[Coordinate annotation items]
[BEGIN]
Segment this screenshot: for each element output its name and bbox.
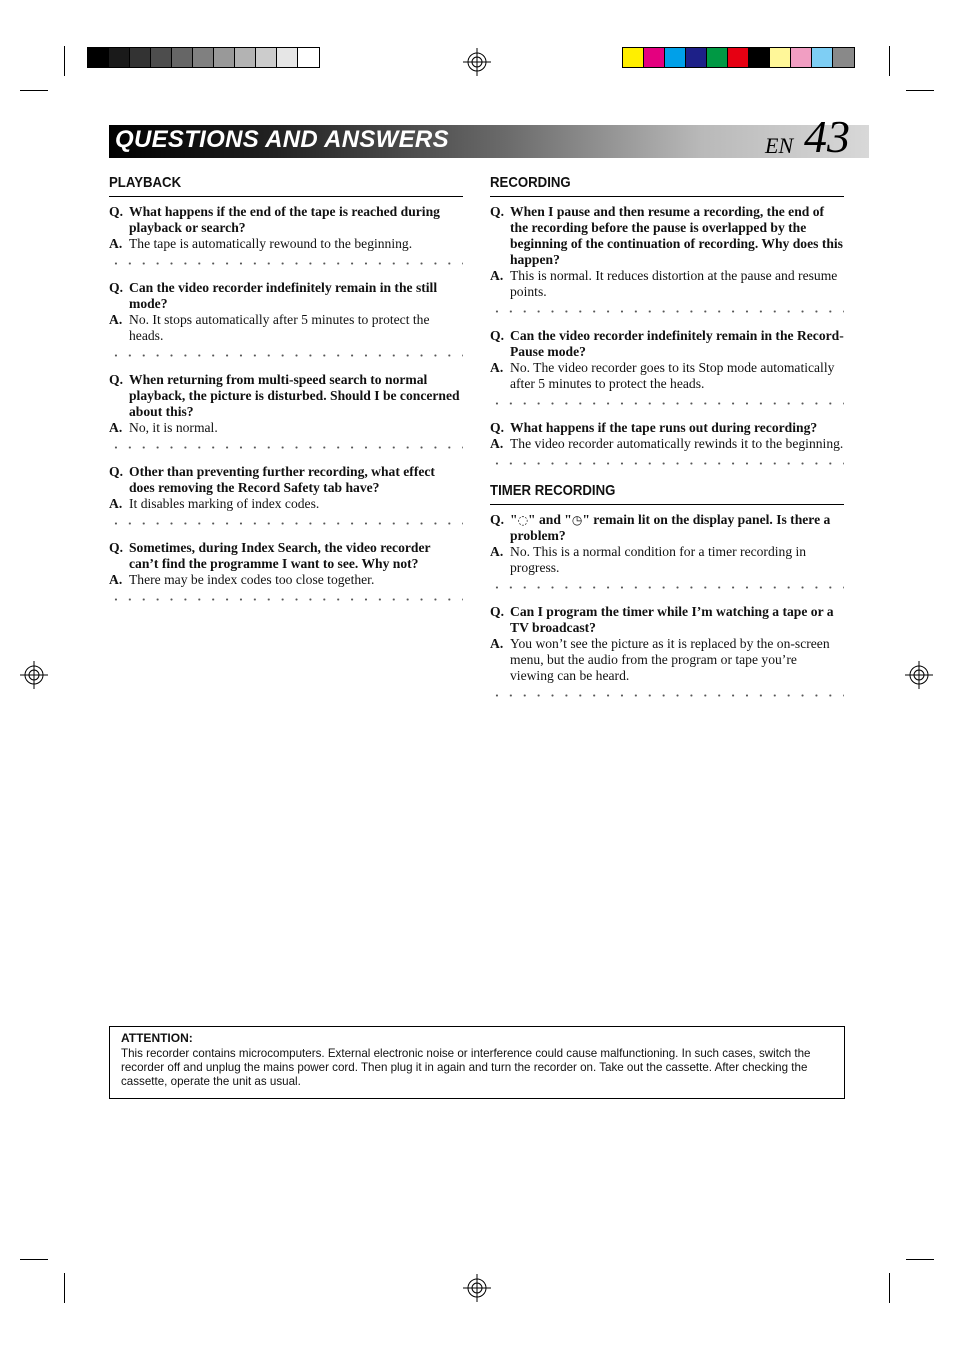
qa-item <box>109 204 463 252</box>
qa-item <box>490 420 844 452</box>
color-swatch <box>707 48 728 67</box>
dotted-separator <box>109 521 463 526</box>
question-text-prefix: " <box>510 512 518 527</box>
question-text-middle: " and " <box>528 512 572 527</box>
color-swatch <box>623 48 644 67</box>
question-text: When I pause and then resume a recording, the end of the recording before the pause is overlapped by the beginning of the continuation of recording. Why does this happen? <box>510 204 843 267</box>
qa-item <box>109 540 463 588</box>
dotted-separator <box>490 309 844 314</box>
color-swatch <box>277 48 298 67</box>
color-swatch <box>214 48 235 67</box>
crop-mark <box>20 1259 48 1260</box>
section-divider <box>490 504 844 505</box>
section-divider <box>490 196 844 197</box>
answer-label: A. <box>490 636 504 651</box>
qa-item <box>490 204 844 300</box>
question-label: Q. <box>109 204 123 219</box>
crop-mark <box>64 46 65 76</box>
answer-text: There may be index codes too close together. <box>129 572 375 587</box>
color-swatch <box>644 48 665 67</box>
question-text: Can the video recorder indefinitely remain in the Record-Pause mode? <box>510 328 844 359</box>
answer-label: A. <box>490 360 504 375</box>
dotted-separator <box>490 401 844 406</box>
recording-section <box>490 172 844 466</box>
color-swatch <box>151 48 172 67</box>
answer-text: No. This is a normal condition for a timer recording in progress. <box>510 544 807 575</box>
crop-mark <box>889 46 890 76</box>
left-column <box>109 172 463 616</box>
answer-text: No. The video recorder goes to its Stop mode automatically after 5 minutes to protect the heads. <box>510 360 835 391</box>
timer-recording-section <box>490 480 844 698</box>
qa-item <box>109 280 463 344</box>
question-label: Q. <box>490 604 504 619</box>
crop-mark <box>889 1273 890 1303</box>
color-swatch <box>749 48 770 67</box>
crop-mark <box>20 90 48 91</box>
question-label: Q. <box>490 420 504 435</box>
color-swatch <box>728 48 749 67</box>
question-label: Q. <box>109 280 123 295</box>
process-color-bar <box>622 47 855 68</box>
language-label: EN <box>765 133 794 158</box>
answer-text: It disables marking of index codes. <box>129 496 320 511</box>
answer-text: This is normal. It reduces distortion at the pause and resume points. <box>510 268 838 299</box>
color-swatch <box>130 48 151 67</box>
color-swatch <box>109 48 130 67</box>
attention-box <box>109 1026 845 1099</box>
answer-text: The video recorder automatically rewinds it to the beginning. <box>510 436 844 451</box>
qa-item <box>490 512 844 576</box>
answer-label: A. <box>490 436 504 451</box>
question-text: What happens if the tape runs out during recording? <box>510 420 818 435</box>
color-swatch <box>298 48 319 67</box>
question-text: What happens if the end of the tape is reached during playback or search? <box>129 204 440 235</box>
question-text: Can I program the timer while I’m watching a tape or a TV broadcast? <box>510 604 834 635</box>
qa-item <box>109 372 463 436</box>
color-swatch <box>686 48 707 67</box>
registration-mark-icon <box>463 1274 491 1302</box>
color-swatch <box>665 48 686 67</box>
attention-body: This recorder contains microcomputers. External electronic noise or interference could cause malfunctioning. In such cases, switch the recorder off and unplug the mains power cord. Then plug it in again and turn the recorder on. Take out the cassette. After checking the cassette, operate the unit as usual. <box>121 1047 811 1088</box>
answer-text: The tape is automatically rewound to the beginning. <box>129 236 413 251</box>
color-swatch <box>256 48 277 67</box>
registration-mark-icon <box>463 48 491 76</box>
color-swatch <box>791 48 812 67</box>
question-text: When returning from multi-speed search to normal playback, the picture is disturbed. Should I be concerned about this? <box>129 372 460 419</box>
timer-standby-icon: ◌ <box>517 513 529 527</box>
question-label: Q. <box>490 328 504 343</box>
question-label: Q. <box>109 540 123 555</box>
answer-label: A. <box>109 496 123 511</box>
clock-icon: ◷ <box>571 513 583 527</box>
crop-mark <box>906 90 934 91</box>
registration-mark-icon <box>20 661 48 689</box>
answer-text: No, it is normal. <box>129 420 218 435</box>
color-swatch <box>812 48 833 67</box>
question-text: Sometimes, during Index Search, the video recorder can’t find the programme I want to see. Why not? <box>129 540 431 571</box>
color-swatch <box>770 48 791 67</box>
question-label: Q. <box>109 464 123 479</box>
dotted-separator <box>490 461 844 466</box>
section-heading: PLAYBACK <box>109 174 182 191</box>
color-swatch <box>833 48 854 67</box>
question-text-suffix: " remain lit on the display panel. Is there a problem? <box>510 512 831 543</box>
title-bar <box>109 125 869 158</box>
page-number: 43 <box>804 111 850 162</box>
question-label: Q. <box>109 372 123 387</box>
dotted-separator <box>109 261 463 266</box>
answer-label: A. <box>109 312 123 327</box>
answer-label: A. <box>109 236 123 251</box>
dotted-separator <box>109 445 463 450</box>
dotted-separator <box>490 693 844 698</box>
answer-label: A. <box>109 420 123 435</box>
dotted-separator <box>490 585 844 590</box>
section-heading: TIMER RECORDING <box>490 482 616 499</box>
answer-label: A. <box>490 268 504 283</box>
question-text: Can the video recorder indefinitely remain in the still mode? <box>129 280 438 311</box>
right-column <box>490 172 844 712</box>
qa-item <box>490 604 844 684</box>
question-label: Q. <box>490 204 504 219</box>
crop-mark <box>906 1259 934 1260</box>
dotted-separator <box>109 597 463 602</box>
color-swatch <box>172 48 193 67</box>
section-divider <box>109 196 463 197</box>
attention-title: ATTENTION: <box>121 1031 193 1045</box>
qa-item <box>490 328 844 392</box>
answer-label: A. <box>490 544 504 559</box>
registration-mark-icon <box>905 661 933 689</box>
playback-section <box>109 172 463 602</box>
question-text: Other than preventing further recording, what effect does removing the Record Safety tab have? <box>129 464 435 495</box>
dotted-separator <box>109 353 463 358</box>
color-swatch <box>235 48 256 67</box>
crop-mark <box>64 1273 65 1303</box>
qa-item <box>109 464 463 512</box>
page-title: QUESTIONS AND ANSWERS <box>115 126 449 153</box>
grayscale-color-bar <box>87 47 320 68</box>
answer-text: You won’t see the picture as it is replaced by the on-screen menu, but the audio from the program or tape you’re viewing can be heard. <box>510 636 830 683</box>
answer-label: A. <box>109 572 123 587</box>
color-swatch <box>88 48 109 67</box>
question-label: Q. <box>490 512 504 527</box>
answer-text: No. It stops automatically after 5 minutes to protect the heads. <box>129 312 430 343</box>
section-heading: RECORDING <box>490 174 571 191</box>
color-swatch <box>193 48 214 67</box>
[END]
● Required work: Find every line in the items above that contains the string "column" and copy each one.

● Output for this task:
left-column <box>109 172 463 616</box>
right-column <box>490 172 844 712</box>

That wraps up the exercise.